### WHAT YOU NEED TO DO:
Print the listing in its entirety and exactly, leaving out images.

Data excerpts:

◆ ◆ ◆ ◆

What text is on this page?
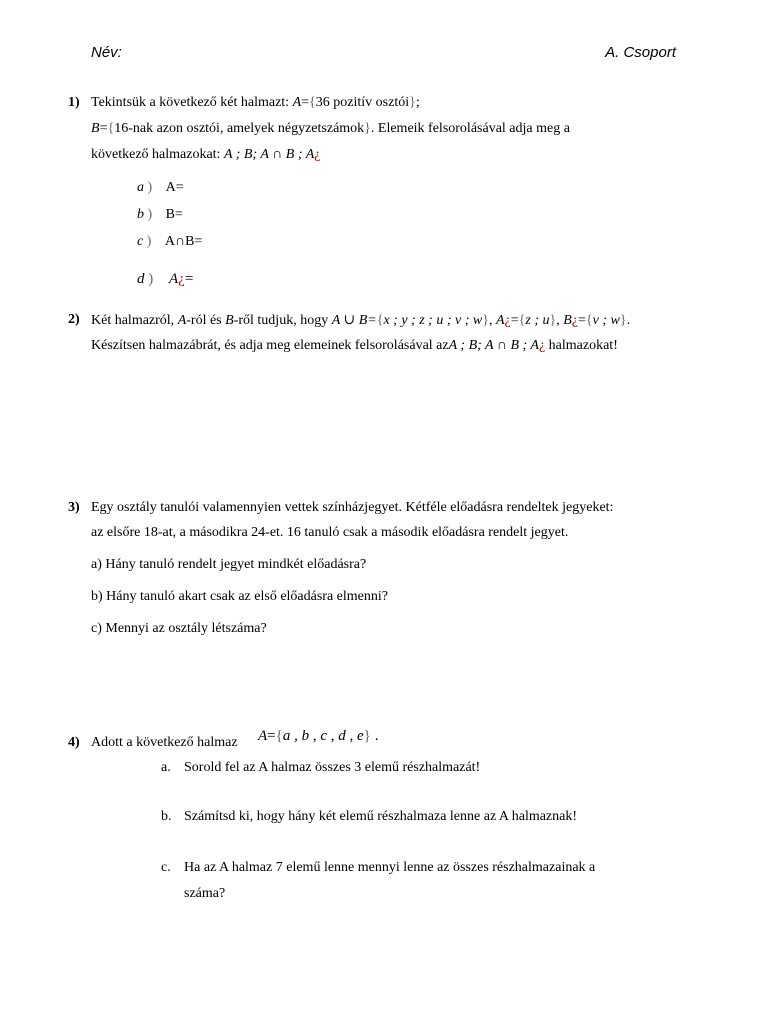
Név:	A. Csoport
1) Tekintsük a következő két halmazt: A={36 pozitív osztói};
B={16-nak azon osztói, amelyek négyzetszámok}. Elemeik felsorolásával adja meg a
következő halmazokat: A ; B; A ∩ B ; A¿
a ) A=
b ) B=
c ) A∩B=
d ) A¿=
2) Két halmazról, A-ról és B-ről tudjuk, hogy A ∪ B={x ; y ; z ; u ; v ; w}, A¿={z ; u}, B¿={v ; w}.
Készítsen halmazábrát, és adja meg elemeinek felsorolásával azA ; B; A ∩ B ; A¿ halmazokat!
3) Egy osztály tanulói valamennyien vettek színházjegyet. Kétféle előadásra rendeltek jegyeket:
az elsőre 18-at, a másodikra 24-et. 16 tanuló csak a második előadásra rendelt jegyet.
a) Hány tanuló rendelt jegyet mindkét előadásra?
b) Hány tanuló akart csak az első előadásra elmenni?
c) Mennyi az osztály létszáma?
4) Adott a következő halmaz A={a , b , c , d , e} .
a. Sorold fel az A halmaz összes 3 elemű részhalmazát!
b. Számítsd ki, hogy hány két elemű részhalmaza lenne az A halmaznak!
c. Ha az A halmaz 7 elemű lenne mennyi lenne az összes részhalmazainak a
száma?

◆ ◆ ◆ ◆

### RIGHT ANSWER:
What text is on this page?
Név:	A. Csoport
1) Tekintsük a következő két halmazt: A={36 pozitív osztói};
B={16-nak azon osztói, amelyek négyzetszámok}. Elemeik felsorolásával adja meg a
következő halmazokat: A ; B; A ∩ B ; A¿
a ) A=
b ) B=
c ) A∩B=
d ) A¿=
2) Két halmazról, A-ról és B-ről tudjuk, hogy A ∪ B={x ; y ; z ; u ; v ; w}, A¿={z ; u}, B¿={v ; w}.
Készítsen halmazábrát, és adja meg elemeinek felsorolásával azA ; B; A ∩ B ; A¿ halmazokat!
3) Egy osztály tanulói valamennyien vettek színházjegyet. Kétféle előadásra rendeltek jegyeket:
az elsőre 18-at, a másodikra 24-et. 16 tanuló csak a második előadásra rendelt jegyet.
a) Hány tanuló rendelt jegyet mindkét előadásra?
b) Hány tanuló akart csak az első előadásra elmenni?
c) Mennyi az osztály létszáma?
4) Adott a következő halmaz A={a , b , c , d , e} .
a. Sorold fel az A halmaz összes 3 elemű részhalmazát!
b. Számítsd ki, hogy hány két elemű részhalmaza lenne az A halmaznak!
c. Ha az A halmaz 7 elemű lenne mennyi lenne az összes részhalmazainak a
száma?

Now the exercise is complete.